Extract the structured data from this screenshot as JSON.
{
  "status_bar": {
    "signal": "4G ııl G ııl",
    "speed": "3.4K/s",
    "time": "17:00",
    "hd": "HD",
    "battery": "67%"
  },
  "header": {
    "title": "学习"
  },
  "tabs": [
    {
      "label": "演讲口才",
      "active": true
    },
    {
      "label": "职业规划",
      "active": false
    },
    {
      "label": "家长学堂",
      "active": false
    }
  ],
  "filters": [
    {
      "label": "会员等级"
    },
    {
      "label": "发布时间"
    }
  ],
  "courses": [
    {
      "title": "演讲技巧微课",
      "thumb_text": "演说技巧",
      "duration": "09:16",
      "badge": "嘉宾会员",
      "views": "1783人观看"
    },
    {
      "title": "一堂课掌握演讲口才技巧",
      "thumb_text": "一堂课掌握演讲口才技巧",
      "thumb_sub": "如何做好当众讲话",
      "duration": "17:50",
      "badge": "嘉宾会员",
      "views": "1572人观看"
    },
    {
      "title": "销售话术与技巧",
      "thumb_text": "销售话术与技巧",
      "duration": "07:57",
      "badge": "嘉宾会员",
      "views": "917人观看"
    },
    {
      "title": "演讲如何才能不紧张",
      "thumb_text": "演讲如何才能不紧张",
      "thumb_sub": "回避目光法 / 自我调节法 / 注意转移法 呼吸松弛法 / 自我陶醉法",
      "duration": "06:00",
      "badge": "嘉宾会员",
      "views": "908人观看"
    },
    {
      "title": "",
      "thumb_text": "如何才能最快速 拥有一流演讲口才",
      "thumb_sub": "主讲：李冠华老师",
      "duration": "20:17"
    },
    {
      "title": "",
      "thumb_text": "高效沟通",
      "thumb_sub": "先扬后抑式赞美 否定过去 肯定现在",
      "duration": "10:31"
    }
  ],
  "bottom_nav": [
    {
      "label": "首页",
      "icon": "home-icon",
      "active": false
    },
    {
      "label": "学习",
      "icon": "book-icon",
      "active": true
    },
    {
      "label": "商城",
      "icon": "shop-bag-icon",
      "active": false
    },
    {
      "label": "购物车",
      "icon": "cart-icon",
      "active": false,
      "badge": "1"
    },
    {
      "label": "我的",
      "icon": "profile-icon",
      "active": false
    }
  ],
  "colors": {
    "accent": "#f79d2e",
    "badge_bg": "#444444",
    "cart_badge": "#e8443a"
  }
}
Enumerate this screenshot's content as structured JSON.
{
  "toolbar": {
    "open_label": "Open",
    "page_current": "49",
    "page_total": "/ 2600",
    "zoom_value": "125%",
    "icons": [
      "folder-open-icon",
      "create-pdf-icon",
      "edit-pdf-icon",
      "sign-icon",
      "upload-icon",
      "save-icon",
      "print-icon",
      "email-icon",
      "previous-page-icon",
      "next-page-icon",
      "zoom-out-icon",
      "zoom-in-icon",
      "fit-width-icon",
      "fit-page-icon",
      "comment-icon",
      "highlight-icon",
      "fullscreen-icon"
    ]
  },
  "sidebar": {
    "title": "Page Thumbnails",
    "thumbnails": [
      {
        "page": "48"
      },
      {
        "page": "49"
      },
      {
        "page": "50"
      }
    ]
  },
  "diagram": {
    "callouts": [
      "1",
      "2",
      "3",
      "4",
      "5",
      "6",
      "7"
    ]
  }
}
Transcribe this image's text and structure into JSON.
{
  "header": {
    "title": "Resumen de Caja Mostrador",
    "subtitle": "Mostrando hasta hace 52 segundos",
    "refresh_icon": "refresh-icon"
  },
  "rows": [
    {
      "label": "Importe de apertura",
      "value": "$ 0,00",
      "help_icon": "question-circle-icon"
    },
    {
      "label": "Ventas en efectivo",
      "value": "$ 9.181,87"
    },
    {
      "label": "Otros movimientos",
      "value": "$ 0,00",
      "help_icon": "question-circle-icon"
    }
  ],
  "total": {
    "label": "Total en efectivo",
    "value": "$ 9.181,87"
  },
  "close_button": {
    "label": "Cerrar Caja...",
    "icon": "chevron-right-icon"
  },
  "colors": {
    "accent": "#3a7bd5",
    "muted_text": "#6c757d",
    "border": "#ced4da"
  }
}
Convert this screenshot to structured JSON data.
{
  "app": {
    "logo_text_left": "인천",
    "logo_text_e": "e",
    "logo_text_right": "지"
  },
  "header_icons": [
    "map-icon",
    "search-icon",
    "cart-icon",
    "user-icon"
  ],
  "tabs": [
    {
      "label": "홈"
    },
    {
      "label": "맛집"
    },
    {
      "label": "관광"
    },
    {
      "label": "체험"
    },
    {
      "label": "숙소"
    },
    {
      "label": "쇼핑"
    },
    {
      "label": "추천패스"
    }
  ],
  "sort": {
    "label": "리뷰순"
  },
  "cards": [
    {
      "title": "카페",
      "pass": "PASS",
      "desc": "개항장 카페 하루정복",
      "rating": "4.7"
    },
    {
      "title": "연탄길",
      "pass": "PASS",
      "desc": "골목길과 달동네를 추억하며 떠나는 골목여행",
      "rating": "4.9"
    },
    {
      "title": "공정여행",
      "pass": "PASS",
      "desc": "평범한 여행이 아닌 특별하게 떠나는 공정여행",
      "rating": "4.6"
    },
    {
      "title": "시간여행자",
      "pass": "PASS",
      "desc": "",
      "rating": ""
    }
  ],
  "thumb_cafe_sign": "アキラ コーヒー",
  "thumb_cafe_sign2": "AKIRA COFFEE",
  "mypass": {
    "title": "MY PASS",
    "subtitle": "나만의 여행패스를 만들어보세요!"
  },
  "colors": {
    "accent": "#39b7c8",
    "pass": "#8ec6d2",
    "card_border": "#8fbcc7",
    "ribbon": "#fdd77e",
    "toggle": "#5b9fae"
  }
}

[To be done]
Quote each line of the listing above exactly.

[Complete output]
Extract the structured data from this screenshot as JSON.
{
  "status_bar": {
    "signal": "4G ııl G ııl",
    "speed": "3.4K/s",
    "time": "17:00",
    "hd": "HD",
    "battery": "67%"
  },
  "header": {
    "title": "学习"
  },
  "tabs": [
    {
      "label": "演讲口才",
      "active": true
    },
    {
      "label": "职业规划",
      "active": false
    },
    {
      "label": "家长学堂",
      "active": false
    }
  ],
  "filters": [
    {
      "label": "会员等级"
    },
    {
      "label": "发布时间"
    }
  ],
  "courses": [
    {
      "title": "演讲技巧微课",
      "thumb_text": "演说技巧",
      "duration": "09:16",
      "badge": "嘉宾会员",
      "views": "1783人观看"
    },
    {
      "title": "一堂课掌握演讲口才技巧",
      "thumb_text": "一堂课掌握演讲口才技巧",
      "thumb_sub": "如何做好当众讲话",
      "duration": "17:50",
      "badge": "嘉宾会员",
      "views": "1572人观看"
    },
    {
      "title": "销售话术与技巧",
      "thumb_text": "销售话术与技巧",
      "duration": "07:57",
      "badge": "嘉宾会员",
      "views": "917人观看"
    },
    {
      "title": "演讲如何才能不紧张",
      "thumb_text": "演讲如何才能不紧张",
      "thumb_sub": "回避目光法 / 自我调节法 / 注意转移法 呼吸松弛法 / 自我陶醉法",
      "duration": "06:00",
      "badge": "嘉宾会员",
      "views": "908人观看"
    },
    {
      "title": "",
      "thumb_text": "如何才能最快速 拥有一流演讲口才",
      "thumb_sub": "主讲：李冠华老师",
      "duration": "20:17"
    },
    {
      "title": "",
      "thumb_text": "高效沟通",
      "thumb_sub": "先扬后抑式赞美 否定过去 肯定现在",
      "duration": "10:31"
    }
  ],
  "bottom_nav": [
    {
      "label": "首页",
      "icon": "home-icon",
      "active": false
    },
    {
      "label": "学习",
      "icon": "book-icon",
      "active": true
    },
    {
      "label": "商城",
      "icon": "shop-bag-icon",
      "active": false
    },
    {
      "label": "购物车",
      "icon": "cart-icon",
      "active": false,
      "badge": "1"
    },
    {
      "label": "我的",
      "icon": "profile-icon",
      "active": false
    }
  ],
  "colors": {
    "accent": "#f79d2e",
    "badge_bg": "#444444",
    "cart_badge": "#e8443a"
  }
}
Enumerate this screenshot's content as structured JSON.
{
  "toolbar": {
    "open_label": "Open",
    "page_current": "49",
    "page_total": "/ 2600",
    "zoom_value": "125%",
    "icons": [
      "folder-open-icon",
      "create-pdf-icon",
      "edit-pdf-icon",
      "sign-icon",
      "upload-icon",
      "save-icon",
      "print-icon",
      "email-icon",
      "previous-page-icon",
      "next-page-icon",
      "zoom-out-icon",
      "zoom-in-icon",
      "fit-width-icon",
      "fit-page-icon",
      "comment-icon",
      "highlight-icon",
      "fullscreen-icon"
    ]
  },
  "sidebar": {
    "title": "Page Thumbnails",
    "thumbnails": [
      {
        "page": "48"
      },
      {
        "page": "49"
      },
      {
        "page": "50"
      }
    ]
  },
  "diagram": {
    "callouts": [
      "1",
      "2",
      "3",
      "4",
      "5",
      "6",
      "7"
    ]
  }
}
Transcribe this image's text and structure into JSON.
{
  "header": {
    "title": "Resumen de Caja Mostrador",
    "subtitle": "Mostrando hasta hace 52 segundos",
    "refresh_icon": "refresh-icon"
  },
  "rows": [
    {
      "label": "Importe de apertura",
      "value": "$ 0,00",
      "help_icon": "question-circle-icon"
    },
    {
      "label": "Ventas en efectivo",
      "value": "$ 9.181,87"
    },
    {
      "label": "Otros movimientos",
      "value": "$ 0,00",
      "help_icon": "question-circle-icon"
    }
  ],
  "total": {
    "label": "Total en efectivo",
    "value": "$ 9.181,87"
  },
  "close_button": {
    "label": "Cerrar Caja...",
    "icon": "chevron-right-icon"
  },
  "colors": {
    "accent": "#3a7bd5",
    "muted_text": "#6c757d",
    "border": "#ced4da"
  }
}
Convert this screenshot to structured JSON data.
{
  "app": {
    "logo_text_left": "인천",
    "logo_text_e": "e",
    "logo_text_right": "지"
  },
  "header_icons": [
    "map-icon",
    "search-icon",
    "cart-icon",
    "user-icon"
  ],
  "tabs": [
    {
      "label": "홈"
    },
    {
      "label": "맛집"
    },
    {
      "label": "관광"
    },
    {
      "label": "체험"
    },
    {
      "label": "숙소"
    },
    {
      "label": "쇼핑"
    },
    {
      "label": "추천패스"
    }
  ],
  "sort": {
    "label": "리뷰순"
  },
  "cards": [
    {
      "title": "카페",
      "pass": "PASS",
      "desc": "개항장 카페 하루정복",
      "rating": "4.7"
    },
    {
      "title": "연탄길",
      "pass": "PASS",
      "desc": "골목길과 달동네를 추억하며 떠나는 골목여행",
      "rating": "4.9"
    },
    {
      "title": "공정여행",
      "pass": "PASS",
      "desc": "평범한 여행이 아닌 특별하게 떠나는 공정여행",
      "rating": "4.6"
    },
    {
      "title": "시간여행자",
      "pass": "PASS",
      "desc": "",
      "rating": ""
    }
  ],
  "thumb_cafe_sign": "アキラ コーヒー",
  "thumb_cafe_sign2": "AKIRA COFFEE",
  "mypass": {
    "title": "MY PASS",
    "subtitle": "나만의 여행패스를 만들어보세요!"
  },
  "colors": {
    "accent": "#39b7c8",
    "pass": "#8ec6d2",
    "card_border": "#8fbcc7",
    "ribbon": "#fdd77e",
    "toggle": "#5b9fae"
  }
}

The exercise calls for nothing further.